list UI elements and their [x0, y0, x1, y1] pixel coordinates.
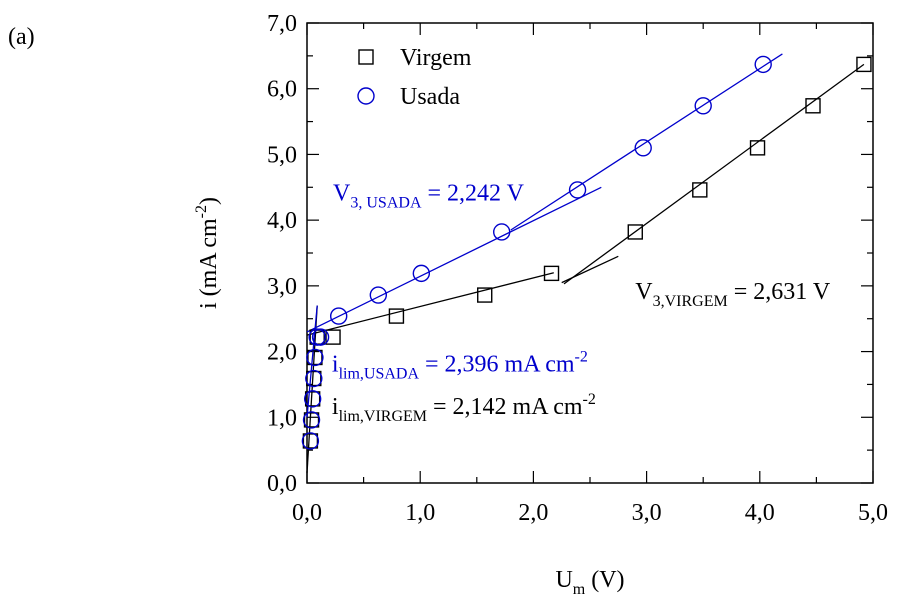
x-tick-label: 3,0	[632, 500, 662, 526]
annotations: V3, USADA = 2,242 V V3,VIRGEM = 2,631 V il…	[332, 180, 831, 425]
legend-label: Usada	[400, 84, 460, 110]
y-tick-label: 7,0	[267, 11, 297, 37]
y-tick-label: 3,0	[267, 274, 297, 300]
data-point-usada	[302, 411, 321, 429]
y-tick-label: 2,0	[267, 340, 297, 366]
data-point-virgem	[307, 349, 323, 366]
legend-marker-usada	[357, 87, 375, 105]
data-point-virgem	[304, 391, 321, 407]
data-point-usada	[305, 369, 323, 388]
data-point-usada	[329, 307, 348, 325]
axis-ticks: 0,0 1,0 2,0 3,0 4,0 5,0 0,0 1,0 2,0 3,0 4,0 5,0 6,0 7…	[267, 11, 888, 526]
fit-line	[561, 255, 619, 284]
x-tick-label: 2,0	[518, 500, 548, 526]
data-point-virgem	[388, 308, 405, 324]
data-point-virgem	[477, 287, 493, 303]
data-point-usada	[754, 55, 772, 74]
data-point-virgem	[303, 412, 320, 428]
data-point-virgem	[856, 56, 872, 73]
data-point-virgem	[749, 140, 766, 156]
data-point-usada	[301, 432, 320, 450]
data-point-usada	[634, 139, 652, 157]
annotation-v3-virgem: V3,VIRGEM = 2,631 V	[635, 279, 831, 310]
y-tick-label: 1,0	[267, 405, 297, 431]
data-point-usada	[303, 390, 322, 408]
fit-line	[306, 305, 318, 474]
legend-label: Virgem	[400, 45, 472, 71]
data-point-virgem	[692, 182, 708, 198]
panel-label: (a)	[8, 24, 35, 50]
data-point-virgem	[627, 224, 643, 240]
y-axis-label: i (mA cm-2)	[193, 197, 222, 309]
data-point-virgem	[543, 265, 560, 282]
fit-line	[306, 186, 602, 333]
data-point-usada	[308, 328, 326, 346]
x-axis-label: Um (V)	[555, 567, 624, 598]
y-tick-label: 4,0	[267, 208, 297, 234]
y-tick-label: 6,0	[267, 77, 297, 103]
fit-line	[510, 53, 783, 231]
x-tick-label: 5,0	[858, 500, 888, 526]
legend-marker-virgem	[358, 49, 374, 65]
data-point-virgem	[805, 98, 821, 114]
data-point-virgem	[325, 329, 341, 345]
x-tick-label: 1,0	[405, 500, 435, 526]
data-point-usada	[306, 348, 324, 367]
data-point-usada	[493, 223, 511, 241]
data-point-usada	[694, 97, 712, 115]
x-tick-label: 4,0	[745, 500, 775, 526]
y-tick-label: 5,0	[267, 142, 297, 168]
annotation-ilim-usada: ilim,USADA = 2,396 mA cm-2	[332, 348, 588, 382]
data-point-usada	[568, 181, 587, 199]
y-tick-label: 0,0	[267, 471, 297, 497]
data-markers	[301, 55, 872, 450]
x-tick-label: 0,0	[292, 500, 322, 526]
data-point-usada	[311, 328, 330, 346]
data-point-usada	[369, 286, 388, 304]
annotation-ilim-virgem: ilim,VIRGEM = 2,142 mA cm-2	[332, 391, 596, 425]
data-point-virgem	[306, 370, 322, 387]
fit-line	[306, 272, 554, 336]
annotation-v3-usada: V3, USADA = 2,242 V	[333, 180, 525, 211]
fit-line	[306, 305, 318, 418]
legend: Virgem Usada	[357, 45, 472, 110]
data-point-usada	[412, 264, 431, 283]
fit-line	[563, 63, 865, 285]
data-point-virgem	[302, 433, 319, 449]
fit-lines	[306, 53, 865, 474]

----------------------------------------

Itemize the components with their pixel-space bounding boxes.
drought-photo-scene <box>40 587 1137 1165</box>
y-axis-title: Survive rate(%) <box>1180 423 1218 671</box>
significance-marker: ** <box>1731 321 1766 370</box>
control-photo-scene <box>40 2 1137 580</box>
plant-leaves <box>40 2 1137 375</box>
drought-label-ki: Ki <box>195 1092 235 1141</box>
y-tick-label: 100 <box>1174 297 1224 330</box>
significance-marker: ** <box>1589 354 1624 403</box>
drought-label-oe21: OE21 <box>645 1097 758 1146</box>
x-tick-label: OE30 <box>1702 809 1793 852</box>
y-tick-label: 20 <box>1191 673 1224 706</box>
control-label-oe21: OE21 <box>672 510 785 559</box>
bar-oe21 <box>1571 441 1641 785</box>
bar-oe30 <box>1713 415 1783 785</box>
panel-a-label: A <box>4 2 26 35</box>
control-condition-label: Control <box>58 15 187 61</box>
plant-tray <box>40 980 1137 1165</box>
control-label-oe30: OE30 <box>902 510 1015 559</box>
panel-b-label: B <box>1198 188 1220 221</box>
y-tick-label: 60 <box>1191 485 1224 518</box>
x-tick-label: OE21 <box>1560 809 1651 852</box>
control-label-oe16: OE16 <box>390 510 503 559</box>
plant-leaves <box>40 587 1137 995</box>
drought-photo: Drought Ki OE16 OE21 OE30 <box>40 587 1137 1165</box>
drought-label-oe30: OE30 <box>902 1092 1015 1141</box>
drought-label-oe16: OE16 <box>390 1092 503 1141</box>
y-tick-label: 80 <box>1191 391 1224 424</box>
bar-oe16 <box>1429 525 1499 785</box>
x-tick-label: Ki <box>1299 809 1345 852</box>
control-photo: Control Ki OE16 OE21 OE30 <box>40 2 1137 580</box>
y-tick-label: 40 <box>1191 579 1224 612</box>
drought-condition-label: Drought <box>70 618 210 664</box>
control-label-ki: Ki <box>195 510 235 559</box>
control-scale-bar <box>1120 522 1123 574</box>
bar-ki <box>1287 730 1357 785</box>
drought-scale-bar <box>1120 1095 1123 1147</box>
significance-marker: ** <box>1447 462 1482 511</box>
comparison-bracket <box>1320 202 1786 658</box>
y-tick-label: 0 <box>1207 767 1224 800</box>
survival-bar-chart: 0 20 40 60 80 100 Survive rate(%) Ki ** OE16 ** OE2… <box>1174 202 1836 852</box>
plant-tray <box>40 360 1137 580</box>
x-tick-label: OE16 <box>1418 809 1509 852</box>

----------------------------------------

What to do ▸ Can you put the lines starting at the one containing "Itemize the components" and ending at the one containing "drought-label-oe21: OE21 <box>645" into a numbered list, leaving out any blank lines?

The answer ▸
1. Itemize the components with their pixel-space bounding boxes.
2. drought-photo-scene <box>40 587 1137 1165</box>
3. y-axis-title: Survive rate(%) <box>1180 423 1218 671</box>
4. significance-marker: ** <box>1731 321 1766 370</box>
5. control-photo-scene <box>40 2 1137 580</box>
6. plant-leaves <box>40 2 1137 375</box>
7. drought-label-ki: Ki <box>195 1092 235 1141</box>
8. y-tick-label: 100 <box>1174 297 1224 330</box>
9. significance-marker: ** <box>1589 354 1624 403</box>
10. drought-label-oe21: OE21 <box>645 1097 758 1146</box>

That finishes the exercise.